▶ [Work instructions] Reproduce the entries below in full, word for word.

________________

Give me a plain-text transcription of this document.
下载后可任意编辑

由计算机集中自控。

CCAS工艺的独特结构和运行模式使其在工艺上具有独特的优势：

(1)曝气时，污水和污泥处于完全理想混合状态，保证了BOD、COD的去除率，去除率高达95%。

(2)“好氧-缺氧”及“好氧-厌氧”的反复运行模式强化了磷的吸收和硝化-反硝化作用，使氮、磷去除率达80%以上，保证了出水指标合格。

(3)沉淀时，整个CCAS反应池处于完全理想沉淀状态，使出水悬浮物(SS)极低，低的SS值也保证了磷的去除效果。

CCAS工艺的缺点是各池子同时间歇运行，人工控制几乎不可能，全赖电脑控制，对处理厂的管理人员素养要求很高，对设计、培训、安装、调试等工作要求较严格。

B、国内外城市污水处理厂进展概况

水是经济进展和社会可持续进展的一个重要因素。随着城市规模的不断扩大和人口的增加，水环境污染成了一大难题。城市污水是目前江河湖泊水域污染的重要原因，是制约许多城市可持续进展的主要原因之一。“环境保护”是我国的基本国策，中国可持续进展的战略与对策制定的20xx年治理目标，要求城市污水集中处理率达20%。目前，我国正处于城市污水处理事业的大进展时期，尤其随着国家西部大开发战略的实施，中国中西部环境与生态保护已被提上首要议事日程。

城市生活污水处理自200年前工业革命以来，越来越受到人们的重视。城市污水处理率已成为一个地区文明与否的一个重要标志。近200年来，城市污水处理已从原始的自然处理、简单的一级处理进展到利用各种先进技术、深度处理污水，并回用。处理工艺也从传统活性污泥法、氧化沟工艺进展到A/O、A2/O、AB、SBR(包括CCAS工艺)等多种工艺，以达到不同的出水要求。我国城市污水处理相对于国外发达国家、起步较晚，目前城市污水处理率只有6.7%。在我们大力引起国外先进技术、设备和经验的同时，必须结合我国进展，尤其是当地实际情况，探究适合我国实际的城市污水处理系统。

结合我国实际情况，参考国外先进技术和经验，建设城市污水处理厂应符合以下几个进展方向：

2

________________

▶ [Finished exercise]
Give me a plain-text transcription of this document.
下载后可任意编辑

由计算机集中自控。

CCAS工艺的独特结构和运行模式使其在工艺上具有独特的优势：

(1)曝气时，污水和污泥处于完全理想混合状态，保证了BOD、COD的去除率，去除率高达95%。

(2)“好氧-缺氧”及“好氧-厌氧”的反复运行模式强化了磷的吸收和硝化-反硝化作用，使氮、磷去除率达80%以上，保证了出水指标合格。

(3)沉淀时，整个CCAS反应池处于完全理想沉淀状态，使出水悬浮物(SS)极低，低的SS值也保证了磷的去除效果。

CCAS工艺的缺点是各池子同时间歇运行，人工控制几乎不可能，全赖电脑控制，对处理厂的管理人员素养要求很高，对设计、培训、安装、调试等工作要求较严格。

B、国内外城市污水处理厂进展概况

水是经济进展和社会可持续进展的一个重要因素。随着城市规模的不断扩大和人口的增加，水环境污染成了一大难题。城市污水是目前江河湖泊水域污染的重要原因，是制约许多城市可持续进展的主要原因之一。“环境保护”是我国的基本国策，中国可持续进展的战略与对策制定的20xx年治理目标，要求城市污水集中处理率达20%。目前，我国正处于城市污水处理事业的大进展时期，尤其随着国家西部大开发战略的实施，中国中西部环境与生态保护已被提上首要议事日程。

城市生活污水处理自200年前工业革命以来，越来越受到人们的重视。城市污水处理率已成为一个地区文明与否的一个重要标志。近200年来，城市污水处理已从原始的自然处理、简单的一级处理进展到利用各种先进技术、深度处理污水，并回用。处理工艺也从传统活性污泥法、氧化沟工艺进展到A/O、A2/O、AB、SBR(包括CCAS工艺)等多种工艺，以达到不同的出水要求。我国城市污水处理相对于国外发达国家、起步较晚，目前城市污水处理率只有6.7%。在我们大力引起国外先进技术、设备和经验的同时，必须结合我国进展，尤其是当地实际情况，探究适合我国实际的城市污水处理系统。

结合我国实际情况，参考国外先进技术和经验，建设城市污水处理厂应符合以下几个进展方向：

2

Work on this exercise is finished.